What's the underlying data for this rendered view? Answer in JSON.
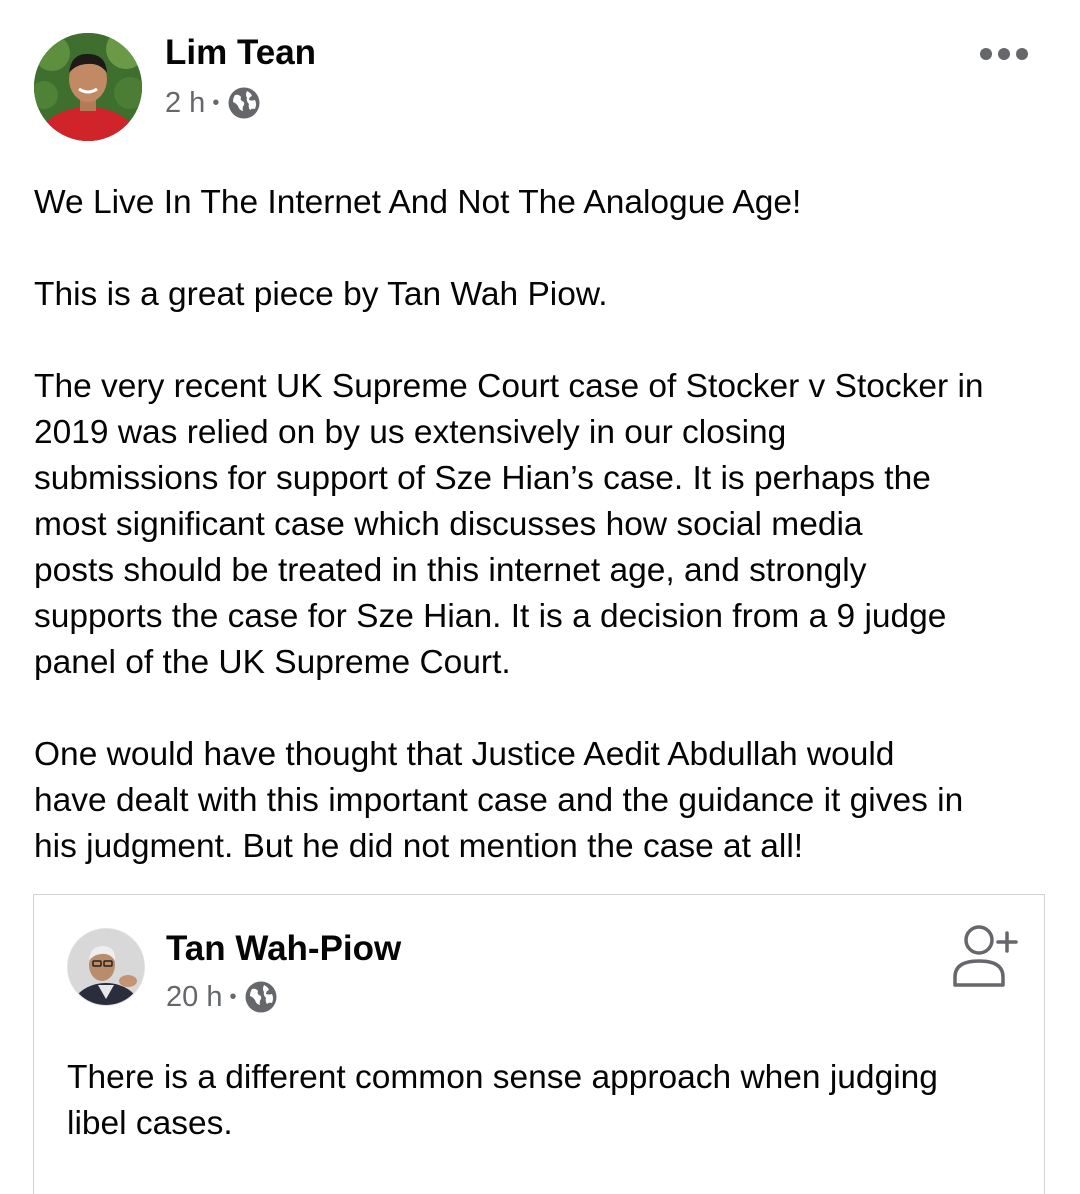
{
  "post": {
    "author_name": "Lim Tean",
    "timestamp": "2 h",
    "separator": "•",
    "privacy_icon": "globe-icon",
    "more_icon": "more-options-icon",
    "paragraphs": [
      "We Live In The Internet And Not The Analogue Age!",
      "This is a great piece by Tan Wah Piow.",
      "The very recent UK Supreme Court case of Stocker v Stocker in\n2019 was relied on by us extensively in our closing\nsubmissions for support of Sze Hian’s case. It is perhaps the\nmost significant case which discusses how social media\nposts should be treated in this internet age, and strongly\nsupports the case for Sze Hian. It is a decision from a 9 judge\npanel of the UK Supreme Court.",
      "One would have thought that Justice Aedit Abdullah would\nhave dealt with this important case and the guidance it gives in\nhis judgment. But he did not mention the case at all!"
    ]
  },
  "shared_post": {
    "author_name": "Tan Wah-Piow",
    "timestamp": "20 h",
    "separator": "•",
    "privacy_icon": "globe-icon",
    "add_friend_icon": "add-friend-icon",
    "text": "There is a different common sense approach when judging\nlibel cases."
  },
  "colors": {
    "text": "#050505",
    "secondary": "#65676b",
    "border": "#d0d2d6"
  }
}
* * *
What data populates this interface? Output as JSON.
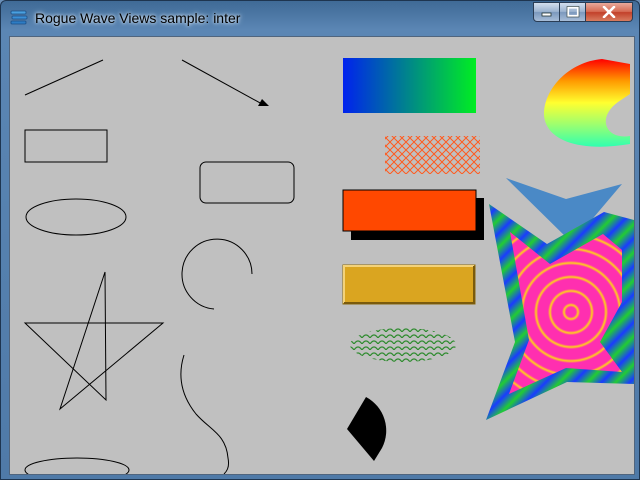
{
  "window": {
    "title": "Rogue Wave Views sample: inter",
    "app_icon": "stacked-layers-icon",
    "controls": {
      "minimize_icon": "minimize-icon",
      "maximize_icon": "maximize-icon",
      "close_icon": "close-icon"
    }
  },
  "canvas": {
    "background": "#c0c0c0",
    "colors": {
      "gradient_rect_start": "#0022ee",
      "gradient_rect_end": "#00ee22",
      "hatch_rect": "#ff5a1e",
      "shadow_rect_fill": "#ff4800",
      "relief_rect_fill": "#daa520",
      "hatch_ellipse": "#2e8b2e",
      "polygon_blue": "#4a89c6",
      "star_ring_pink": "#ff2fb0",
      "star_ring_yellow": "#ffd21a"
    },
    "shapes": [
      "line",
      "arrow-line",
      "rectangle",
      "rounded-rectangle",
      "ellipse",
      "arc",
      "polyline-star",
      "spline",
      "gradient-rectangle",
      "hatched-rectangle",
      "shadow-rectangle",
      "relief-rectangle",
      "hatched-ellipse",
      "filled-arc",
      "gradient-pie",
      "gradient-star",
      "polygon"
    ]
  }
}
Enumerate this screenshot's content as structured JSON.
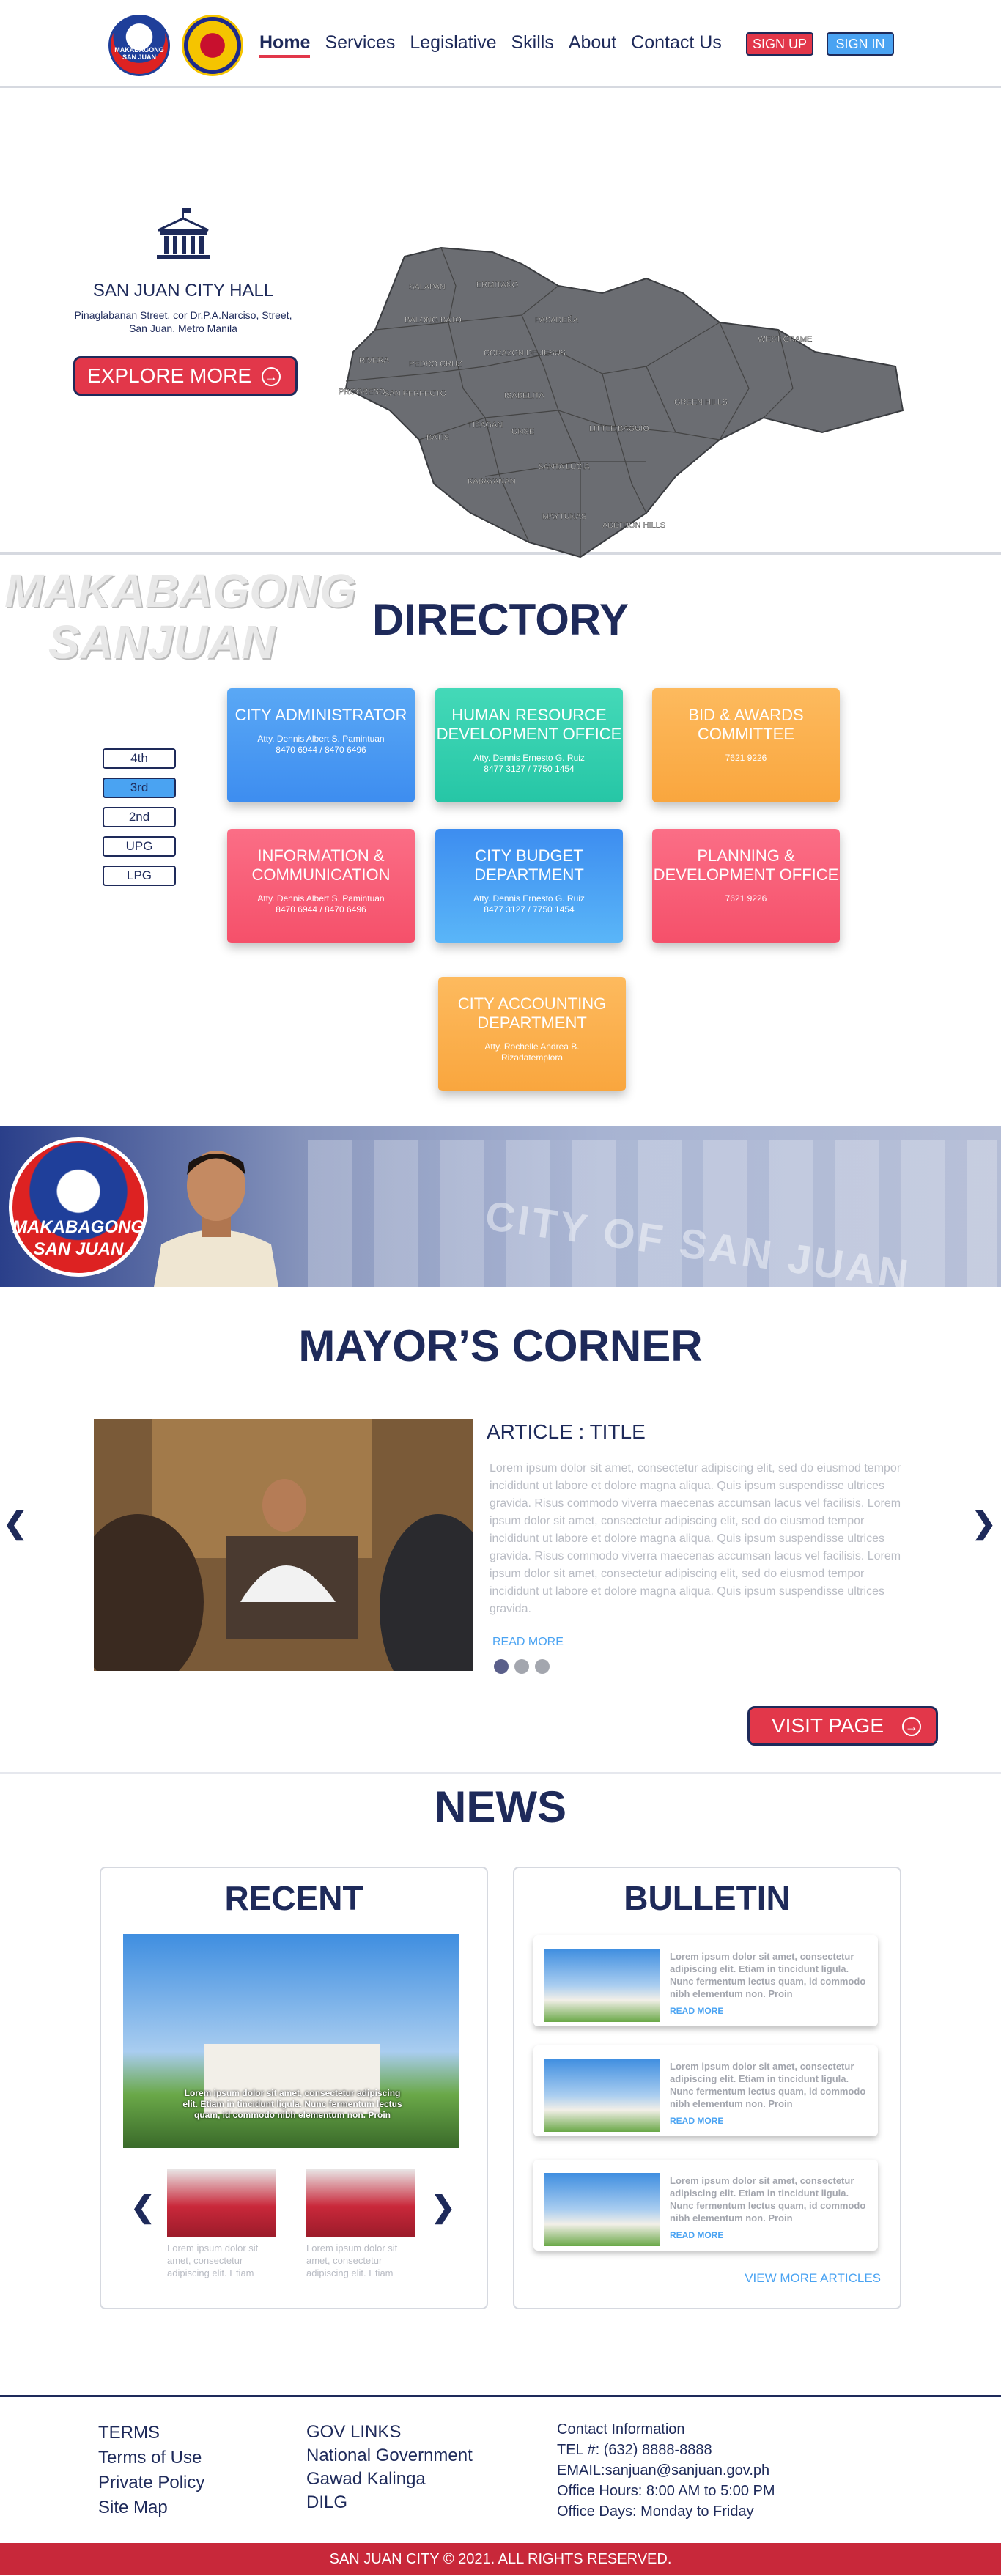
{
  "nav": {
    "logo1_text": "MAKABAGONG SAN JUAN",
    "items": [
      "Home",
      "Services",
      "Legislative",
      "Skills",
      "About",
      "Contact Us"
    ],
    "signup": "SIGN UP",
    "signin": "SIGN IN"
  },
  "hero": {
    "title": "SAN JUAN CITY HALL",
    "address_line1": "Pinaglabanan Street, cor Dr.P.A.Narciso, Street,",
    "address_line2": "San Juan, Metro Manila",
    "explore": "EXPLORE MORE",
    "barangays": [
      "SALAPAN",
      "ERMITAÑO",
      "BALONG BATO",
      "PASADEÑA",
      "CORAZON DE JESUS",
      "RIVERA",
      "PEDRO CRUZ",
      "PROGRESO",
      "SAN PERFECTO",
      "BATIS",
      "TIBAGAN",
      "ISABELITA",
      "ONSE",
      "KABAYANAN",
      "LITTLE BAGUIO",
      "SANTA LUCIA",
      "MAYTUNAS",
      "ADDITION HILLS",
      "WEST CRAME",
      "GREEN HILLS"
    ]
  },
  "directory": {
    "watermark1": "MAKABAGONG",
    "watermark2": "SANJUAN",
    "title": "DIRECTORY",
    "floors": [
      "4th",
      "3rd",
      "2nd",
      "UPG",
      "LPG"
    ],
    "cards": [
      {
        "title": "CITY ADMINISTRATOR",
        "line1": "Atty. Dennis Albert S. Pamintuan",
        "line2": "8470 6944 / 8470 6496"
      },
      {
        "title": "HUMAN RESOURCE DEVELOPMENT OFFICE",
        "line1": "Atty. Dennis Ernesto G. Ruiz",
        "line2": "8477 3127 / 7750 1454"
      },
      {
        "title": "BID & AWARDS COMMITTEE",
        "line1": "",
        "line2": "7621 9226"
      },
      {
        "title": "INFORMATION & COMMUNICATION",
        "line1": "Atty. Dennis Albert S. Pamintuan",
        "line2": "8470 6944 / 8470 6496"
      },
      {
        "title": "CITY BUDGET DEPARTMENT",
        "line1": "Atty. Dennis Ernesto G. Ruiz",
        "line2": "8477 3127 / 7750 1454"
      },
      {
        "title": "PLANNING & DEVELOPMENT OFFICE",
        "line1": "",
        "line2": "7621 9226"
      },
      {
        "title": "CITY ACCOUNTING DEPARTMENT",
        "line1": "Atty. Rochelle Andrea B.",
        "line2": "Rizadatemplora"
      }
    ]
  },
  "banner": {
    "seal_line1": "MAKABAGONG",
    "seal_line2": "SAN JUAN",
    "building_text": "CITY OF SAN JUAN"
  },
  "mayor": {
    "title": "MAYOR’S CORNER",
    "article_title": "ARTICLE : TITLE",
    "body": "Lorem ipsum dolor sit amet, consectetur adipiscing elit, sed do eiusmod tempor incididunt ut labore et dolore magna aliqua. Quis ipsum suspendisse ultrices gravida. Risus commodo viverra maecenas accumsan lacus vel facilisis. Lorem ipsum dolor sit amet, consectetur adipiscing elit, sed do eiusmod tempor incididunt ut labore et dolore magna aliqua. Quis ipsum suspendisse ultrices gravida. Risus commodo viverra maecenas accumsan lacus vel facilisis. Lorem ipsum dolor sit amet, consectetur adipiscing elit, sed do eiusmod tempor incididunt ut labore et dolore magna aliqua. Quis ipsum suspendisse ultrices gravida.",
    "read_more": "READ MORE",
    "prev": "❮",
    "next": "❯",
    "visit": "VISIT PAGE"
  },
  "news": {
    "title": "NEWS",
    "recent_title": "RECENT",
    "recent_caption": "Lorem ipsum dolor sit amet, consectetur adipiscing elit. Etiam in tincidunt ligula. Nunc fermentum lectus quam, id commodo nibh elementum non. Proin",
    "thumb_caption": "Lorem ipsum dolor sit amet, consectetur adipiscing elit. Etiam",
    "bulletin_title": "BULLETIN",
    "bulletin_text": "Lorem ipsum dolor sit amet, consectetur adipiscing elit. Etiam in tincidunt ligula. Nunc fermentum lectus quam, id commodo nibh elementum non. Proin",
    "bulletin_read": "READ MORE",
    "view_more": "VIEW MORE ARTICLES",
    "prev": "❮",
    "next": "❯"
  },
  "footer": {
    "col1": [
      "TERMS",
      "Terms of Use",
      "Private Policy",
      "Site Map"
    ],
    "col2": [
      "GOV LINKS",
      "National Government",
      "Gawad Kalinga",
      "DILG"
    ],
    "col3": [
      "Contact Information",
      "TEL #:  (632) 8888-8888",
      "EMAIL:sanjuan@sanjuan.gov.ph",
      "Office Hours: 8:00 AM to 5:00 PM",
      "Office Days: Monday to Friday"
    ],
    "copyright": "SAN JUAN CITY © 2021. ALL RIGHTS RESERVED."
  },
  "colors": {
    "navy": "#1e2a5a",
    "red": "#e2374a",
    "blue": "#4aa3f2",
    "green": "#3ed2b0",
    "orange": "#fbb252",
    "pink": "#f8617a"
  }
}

[Task directions]: In the entries above, identify every line with the word "lectus". Copy those lines.

[The solution]:
    "recent_caption": "Lorem ipsum dolor sit amet, consectetur adipiscing elit. Etiam in tincidunt ligula. Nunc fermentum lectus quam, id commodo nibh elementum non. Proin",
    "bulletin_text": "Lorem ipsum dolor sit amet, consectetur adipiscing elit. Etiam in tincidunt ligula. Nunc fermentum lectus quam, id commodo nibh elementum non. Proin",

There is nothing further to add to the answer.